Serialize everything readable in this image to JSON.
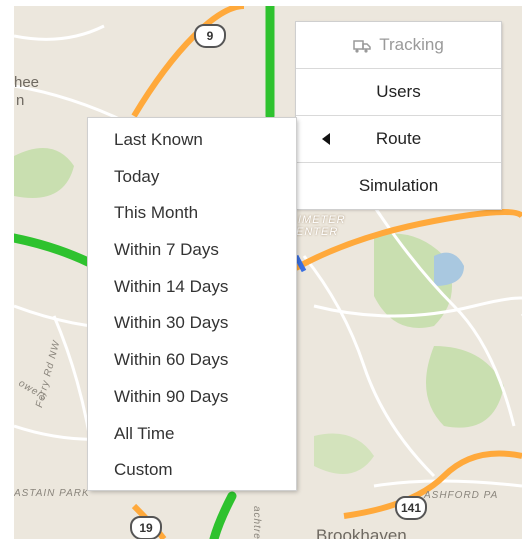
{
  "map": {
    "labels": {
      "town_left": "hee",
      "town_left_2": "n",
      "perimeter_1": "IMETER",
      "perimeter_2": "ENTER",
      "ferry": "Ferry Rd NW",
      "towers": "owers",
      "bastain": "ASTAIN PARK",
      "ashford": "ASHFORD PA",
      "brookhaven": "Brookhaven",
      "peachtree": "achtree"
    },
    "shields": {
      "r9": "9",
      "r141": "141",
      "r19": "19"
    },
    "colors": {
      "land": "#ece7dd",
      "highway": "#ffa93b",
      "park": "#c9dfb0",
      "traffic": "#2ec22e"
    }
  },
  "menu": {
    "tracking_label": "Tracking",
    "tracking_icon": "truck-icon",
    "users_label": "Users",
    "route_label": "Route",
    "simulation_label": "Simulation"
  },
  "dropdown": {
    "items": [
      "Last Known",
      "Today",
      "This Month",
      "Within 7 Days",
      "Within 14 Days",
      "Within 30 Days",
      "Within 60 Days",
      "Within 90 Days",
      "All Time",
      "Custom"
    ]
  }
}
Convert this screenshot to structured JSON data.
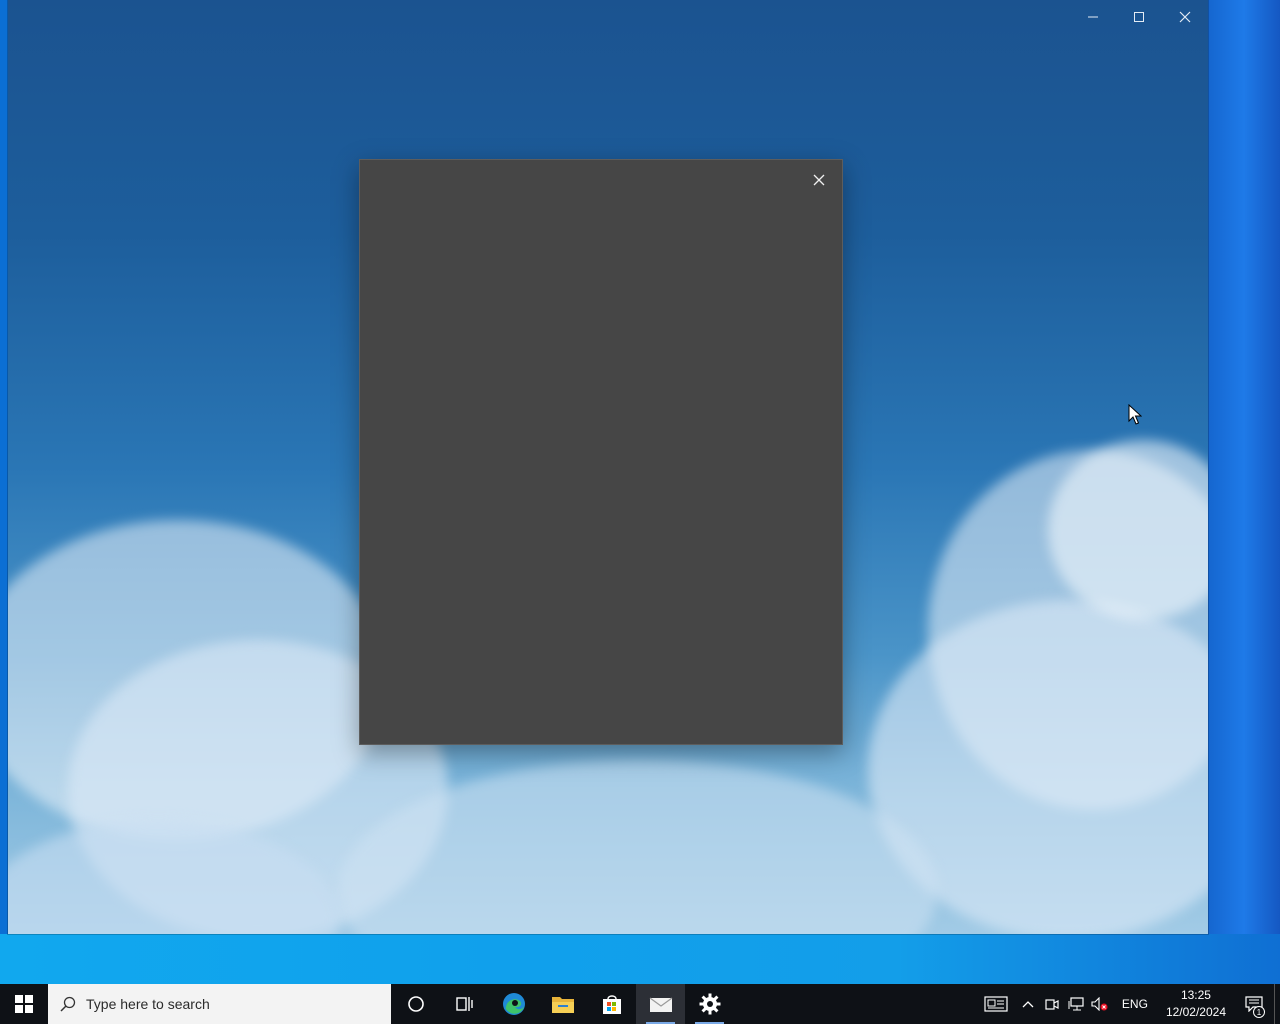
{
  "app_window": {
    "controls": {
      "minimize": "—",
      "maximize": "☐",
      "close": "✕"
    }
  },
  "dialog": {
    "background": "#464646",
    "close_icon": "close-icon"
  },
  "taskbar": {
    "search": {
      "placeholder": "Type here to search"
    },
    "pinned": [
      {
        "name": "cortana",
        "icon": "cortana-circle-icon"
      },
      {
        "name": "task-view",
        "icon": "task-view-icon"
      },
      {
        "name": "edge",
        "icon": "edge-icon"
      },
      {
        "name": "file-explorer",
        "icon": "folder-icon"
      },
      {
        "name": "store",
        "icon": "store-bag-icon"
      },
      {
        "name": "mail",
        "icon": "mail-icon",
        "active": true
      },
      {
        "name": "settings",
        "icon": "gear-icon",
        "running": true
      }
    ],
    "tray": {
      "language": "ENG",
      "time": "13:25",
      "date": "12/02/2024",
      "notifications": "1"
    }
  },
  "colors": {
    "taskbar": "#0e1116",
    "dialog": "#464646",
    "accent": "#7aa9e6"
  }
}
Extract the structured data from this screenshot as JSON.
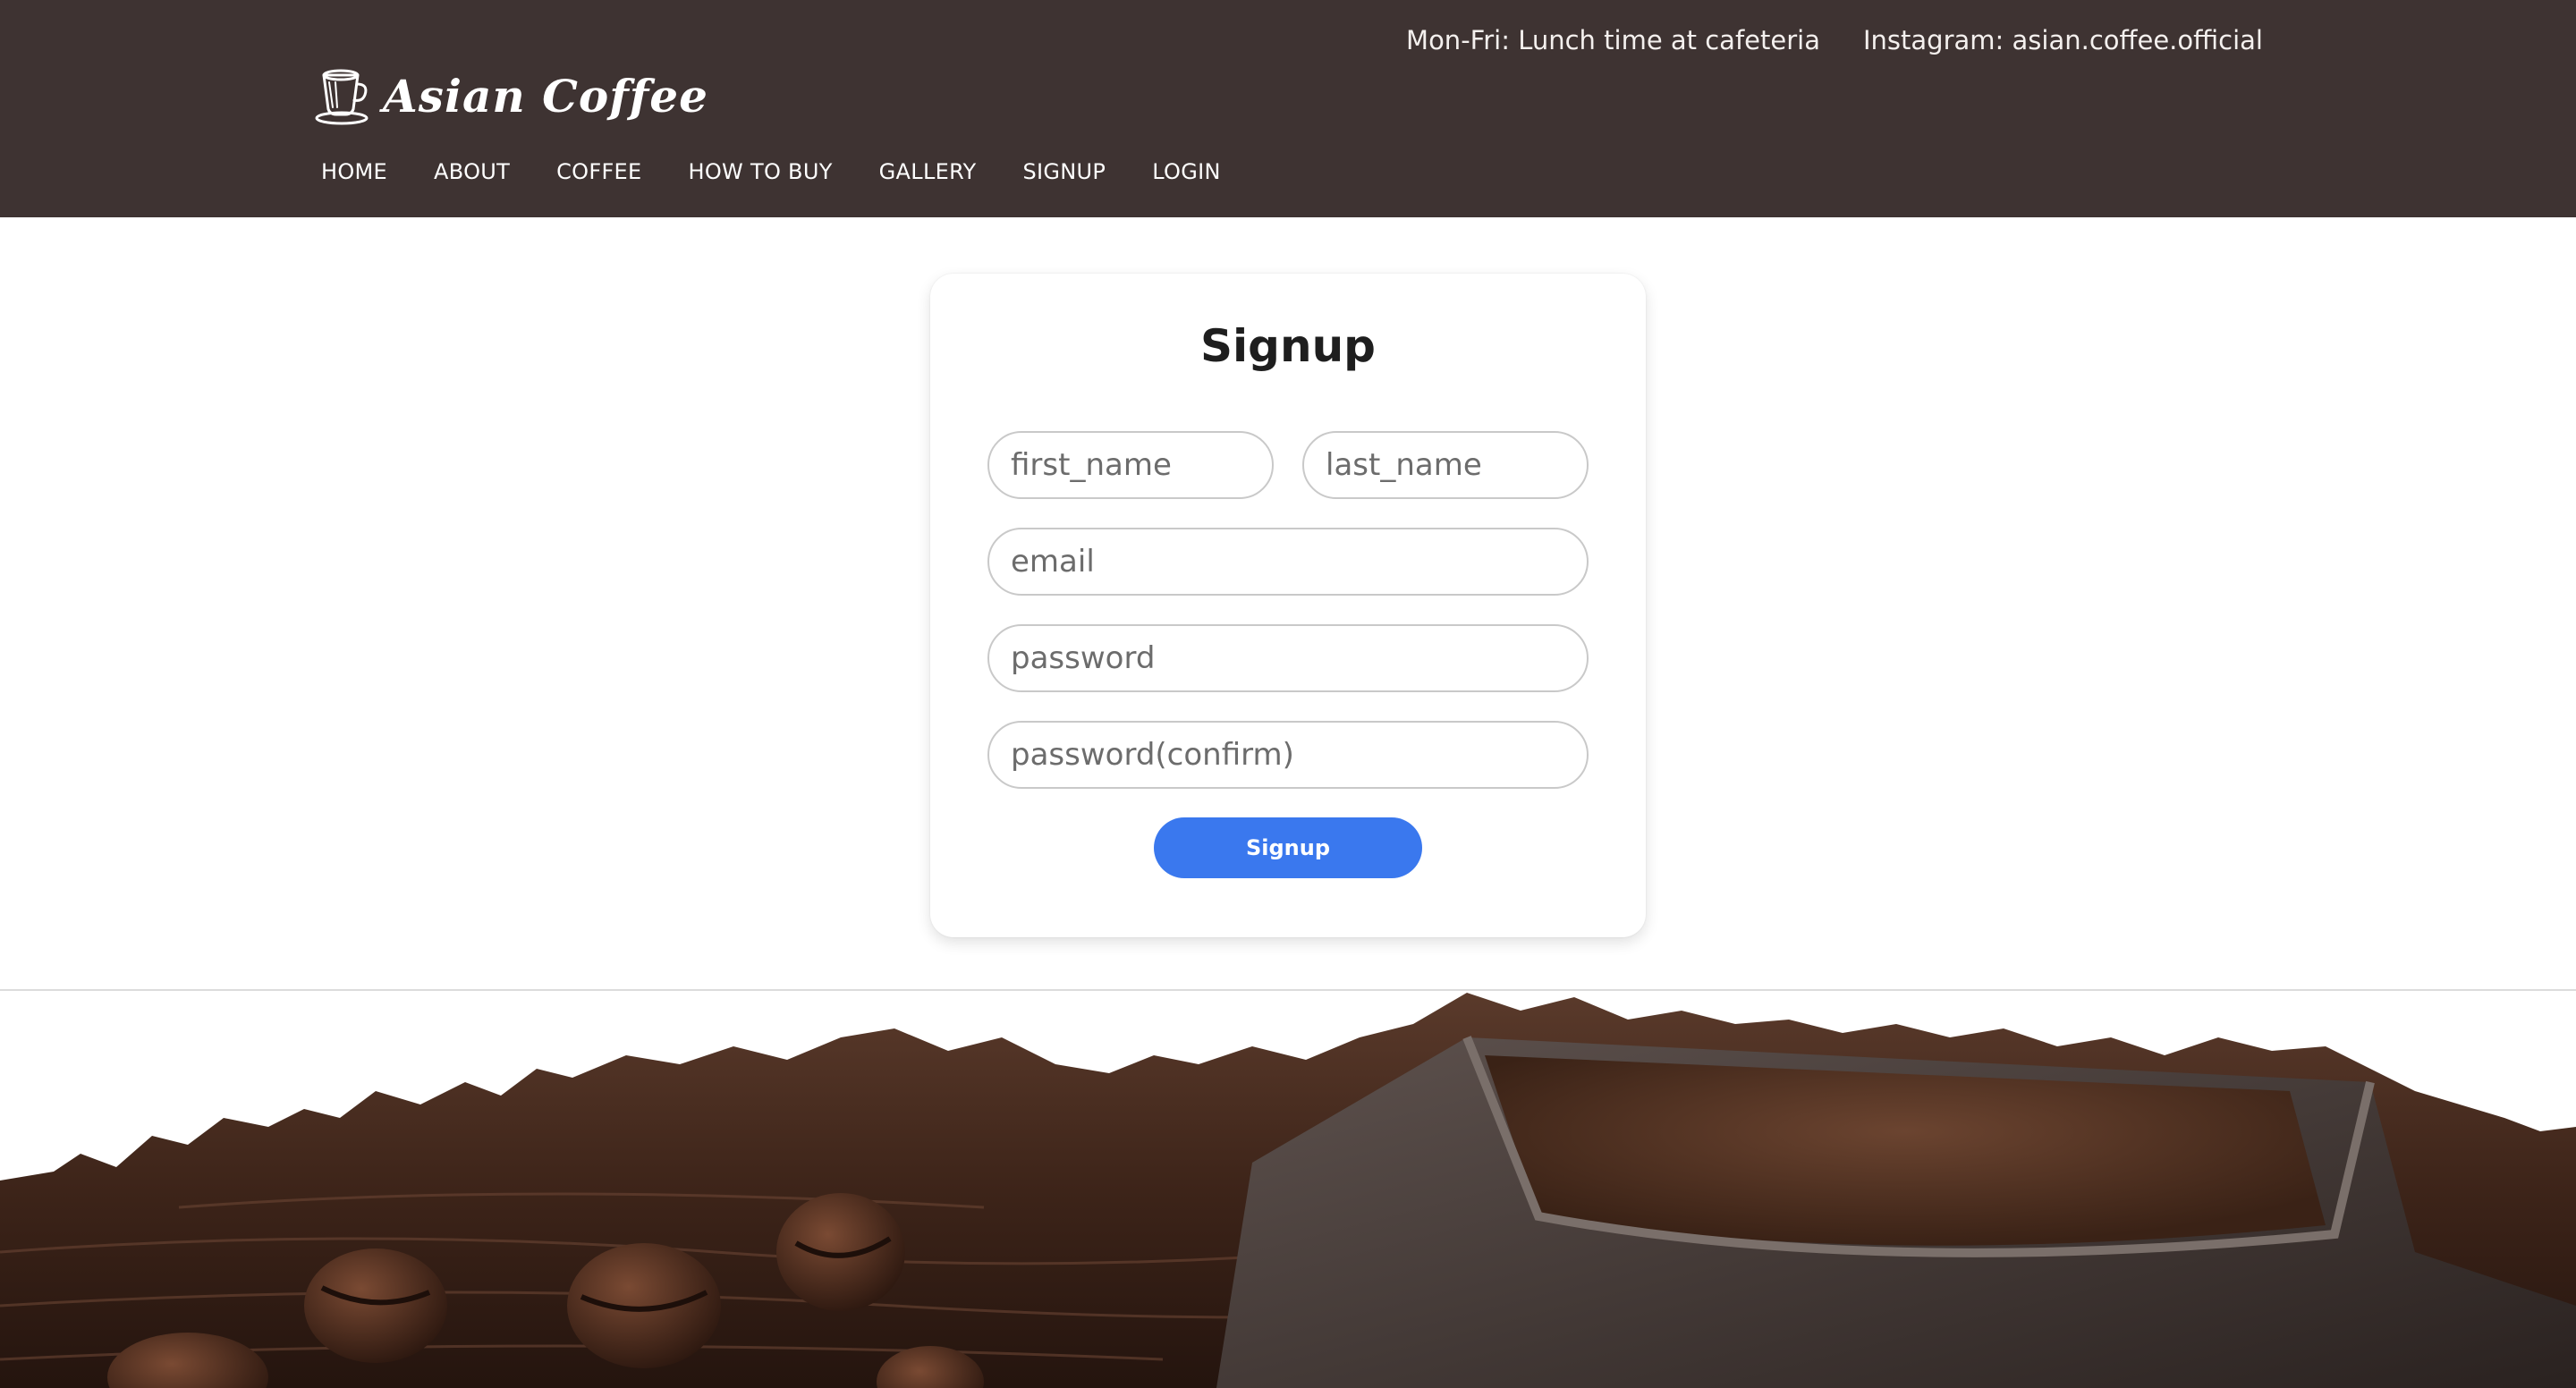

• [What the exercise asks]:
Find the lines above that contain the word "data" and collect them.

• [Solution below]:
Convert this screenshot to structured JSON data.
Extract the structured data from this screenshot as JSON.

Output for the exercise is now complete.